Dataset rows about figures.
★ ★ ★

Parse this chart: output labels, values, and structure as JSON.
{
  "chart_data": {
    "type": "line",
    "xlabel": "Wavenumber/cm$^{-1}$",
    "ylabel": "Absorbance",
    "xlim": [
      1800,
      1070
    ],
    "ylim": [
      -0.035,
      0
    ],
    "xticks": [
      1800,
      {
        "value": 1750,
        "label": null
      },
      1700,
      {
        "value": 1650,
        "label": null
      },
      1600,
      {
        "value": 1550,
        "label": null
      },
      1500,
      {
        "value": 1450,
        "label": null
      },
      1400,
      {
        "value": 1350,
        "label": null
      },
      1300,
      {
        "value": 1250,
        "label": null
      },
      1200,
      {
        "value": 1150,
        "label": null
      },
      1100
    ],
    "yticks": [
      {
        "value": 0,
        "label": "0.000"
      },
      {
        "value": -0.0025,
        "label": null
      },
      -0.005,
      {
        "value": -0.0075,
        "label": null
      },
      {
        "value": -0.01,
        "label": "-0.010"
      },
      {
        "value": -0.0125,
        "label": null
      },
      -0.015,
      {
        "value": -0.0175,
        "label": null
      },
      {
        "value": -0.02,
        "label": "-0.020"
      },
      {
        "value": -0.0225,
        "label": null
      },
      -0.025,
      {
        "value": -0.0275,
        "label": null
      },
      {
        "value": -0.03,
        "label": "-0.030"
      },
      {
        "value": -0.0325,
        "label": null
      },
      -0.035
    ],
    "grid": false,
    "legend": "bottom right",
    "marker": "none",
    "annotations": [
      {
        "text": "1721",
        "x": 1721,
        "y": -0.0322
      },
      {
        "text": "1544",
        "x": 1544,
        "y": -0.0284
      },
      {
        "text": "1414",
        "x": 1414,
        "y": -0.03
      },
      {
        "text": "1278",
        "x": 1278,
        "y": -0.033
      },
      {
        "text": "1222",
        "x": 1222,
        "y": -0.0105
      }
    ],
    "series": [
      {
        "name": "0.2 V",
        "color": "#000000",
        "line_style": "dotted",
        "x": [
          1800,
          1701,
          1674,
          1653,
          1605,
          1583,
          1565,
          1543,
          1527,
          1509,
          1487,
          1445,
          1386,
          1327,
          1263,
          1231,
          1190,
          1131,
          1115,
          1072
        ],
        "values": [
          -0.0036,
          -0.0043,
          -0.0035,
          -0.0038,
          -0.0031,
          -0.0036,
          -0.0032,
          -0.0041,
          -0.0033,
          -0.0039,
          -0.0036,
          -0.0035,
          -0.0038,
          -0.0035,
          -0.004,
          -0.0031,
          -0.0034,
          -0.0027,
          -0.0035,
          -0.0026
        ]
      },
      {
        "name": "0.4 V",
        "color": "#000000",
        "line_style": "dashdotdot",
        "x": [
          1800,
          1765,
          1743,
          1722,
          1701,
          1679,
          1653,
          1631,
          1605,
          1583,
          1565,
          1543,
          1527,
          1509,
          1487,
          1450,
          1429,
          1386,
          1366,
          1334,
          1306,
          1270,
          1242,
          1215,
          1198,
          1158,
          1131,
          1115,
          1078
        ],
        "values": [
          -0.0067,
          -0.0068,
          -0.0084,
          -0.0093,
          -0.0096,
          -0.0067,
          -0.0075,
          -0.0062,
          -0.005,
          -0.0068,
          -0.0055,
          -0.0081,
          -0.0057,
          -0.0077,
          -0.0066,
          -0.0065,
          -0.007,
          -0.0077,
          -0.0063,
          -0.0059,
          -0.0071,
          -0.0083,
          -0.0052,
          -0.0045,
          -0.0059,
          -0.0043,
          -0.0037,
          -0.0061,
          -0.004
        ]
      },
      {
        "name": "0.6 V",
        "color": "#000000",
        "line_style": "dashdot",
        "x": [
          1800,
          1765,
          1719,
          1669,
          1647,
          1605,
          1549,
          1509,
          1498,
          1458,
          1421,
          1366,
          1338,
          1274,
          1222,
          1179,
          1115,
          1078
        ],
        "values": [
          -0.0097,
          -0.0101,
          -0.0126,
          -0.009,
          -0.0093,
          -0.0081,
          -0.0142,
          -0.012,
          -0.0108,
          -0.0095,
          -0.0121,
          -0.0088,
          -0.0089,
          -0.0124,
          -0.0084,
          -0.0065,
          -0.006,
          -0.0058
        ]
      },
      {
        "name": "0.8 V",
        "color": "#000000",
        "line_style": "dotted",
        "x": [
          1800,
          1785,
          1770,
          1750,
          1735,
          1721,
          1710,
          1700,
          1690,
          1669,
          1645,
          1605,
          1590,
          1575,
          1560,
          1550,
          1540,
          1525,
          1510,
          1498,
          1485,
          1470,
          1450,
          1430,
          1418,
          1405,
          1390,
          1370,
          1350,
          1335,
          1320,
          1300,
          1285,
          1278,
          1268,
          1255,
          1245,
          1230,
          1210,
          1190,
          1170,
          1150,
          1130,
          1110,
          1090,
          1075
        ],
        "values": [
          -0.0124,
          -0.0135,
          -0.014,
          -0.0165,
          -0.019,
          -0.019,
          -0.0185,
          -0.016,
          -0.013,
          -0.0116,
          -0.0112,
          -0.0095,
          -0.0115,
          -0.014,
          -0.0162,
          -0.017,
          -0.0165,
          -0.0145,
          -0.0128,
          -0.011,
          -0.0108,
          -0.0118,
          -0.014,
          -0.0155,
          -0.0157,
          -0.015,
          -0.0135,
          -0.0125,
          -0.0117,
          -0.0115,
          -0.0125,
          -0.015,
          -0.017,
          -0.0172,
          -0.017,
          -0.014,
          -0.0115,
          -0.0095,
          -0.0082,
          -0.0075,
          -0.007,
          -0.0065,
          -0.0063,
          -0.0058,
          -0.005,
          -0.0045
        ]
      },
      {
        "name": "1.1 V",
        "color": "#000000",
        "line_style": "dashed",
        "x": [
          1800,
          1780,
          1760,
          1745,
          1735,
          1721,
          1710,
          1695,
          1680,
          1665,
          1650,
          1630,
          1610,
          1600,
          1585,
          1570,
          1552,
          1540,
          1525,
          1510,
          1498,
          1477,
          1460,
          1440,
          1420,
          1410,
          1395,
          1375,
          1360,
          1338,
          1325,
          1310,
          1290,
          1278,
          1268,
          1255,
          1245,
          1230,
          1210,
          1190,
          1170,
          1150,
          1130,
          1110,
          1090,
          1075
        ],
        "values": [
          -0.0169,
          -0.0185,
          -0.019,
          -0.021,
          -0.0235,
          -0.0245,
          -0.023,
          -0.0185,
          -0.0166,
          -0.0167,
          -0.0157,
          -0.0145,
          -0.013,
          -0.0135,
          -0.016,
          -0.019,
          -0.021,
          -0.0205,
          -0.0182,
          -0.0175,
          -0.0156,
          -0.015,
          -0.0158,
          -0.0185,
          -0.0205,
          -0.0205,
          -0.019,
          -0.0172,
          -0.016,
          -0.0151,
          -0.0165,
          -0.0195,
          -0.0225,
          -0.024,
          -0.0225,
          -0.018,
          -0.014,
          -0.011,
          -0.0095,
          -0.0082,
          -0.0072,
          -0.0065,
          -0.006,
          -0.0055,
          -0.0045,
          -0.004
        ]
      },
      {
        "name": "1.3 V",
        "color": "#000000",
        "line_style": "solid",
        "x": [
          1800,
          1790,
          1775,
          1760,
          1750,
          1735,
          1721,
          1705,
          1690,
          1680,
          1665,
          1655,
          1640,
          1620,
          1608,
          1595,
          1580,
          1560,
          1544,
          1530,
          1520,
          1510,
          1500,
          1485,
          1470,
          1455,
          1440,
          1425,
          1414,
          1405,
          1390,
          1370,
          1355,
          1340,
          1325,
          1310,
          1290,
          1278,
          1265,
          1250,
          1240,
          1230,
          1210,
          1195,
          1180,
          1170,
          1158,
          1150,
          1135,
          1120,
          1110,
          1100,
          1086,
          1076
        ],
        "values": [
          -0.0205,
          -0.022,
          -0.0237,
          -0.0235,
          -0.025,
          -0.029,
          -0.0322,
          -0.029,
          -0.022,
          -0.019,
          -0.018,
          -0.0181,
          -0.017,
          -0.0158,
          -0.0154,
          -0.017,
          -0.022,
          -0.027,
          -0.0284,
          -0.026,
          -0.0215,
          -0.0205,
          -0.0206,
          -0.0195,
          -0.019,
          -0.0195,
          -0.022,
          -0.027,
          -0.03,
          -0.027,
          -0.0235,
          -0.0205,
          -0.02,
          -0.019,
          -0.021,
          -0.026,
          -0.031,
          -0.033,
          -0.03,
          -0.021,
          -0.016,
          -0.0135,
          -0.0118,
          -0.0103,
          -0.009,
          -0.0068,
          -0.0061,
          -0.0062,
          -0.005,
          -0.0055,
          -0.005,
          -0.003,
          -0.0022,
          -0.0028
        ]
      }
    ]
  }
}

★ ★ ★

TASK GOAL. Look over the listing. Pull out every line with the string "text" in it.

EXPECTED ANSWER.
        "text": "1721",
        "text": "1544",
        "text": "1414",
        "text": "1278",
        "text": "1222",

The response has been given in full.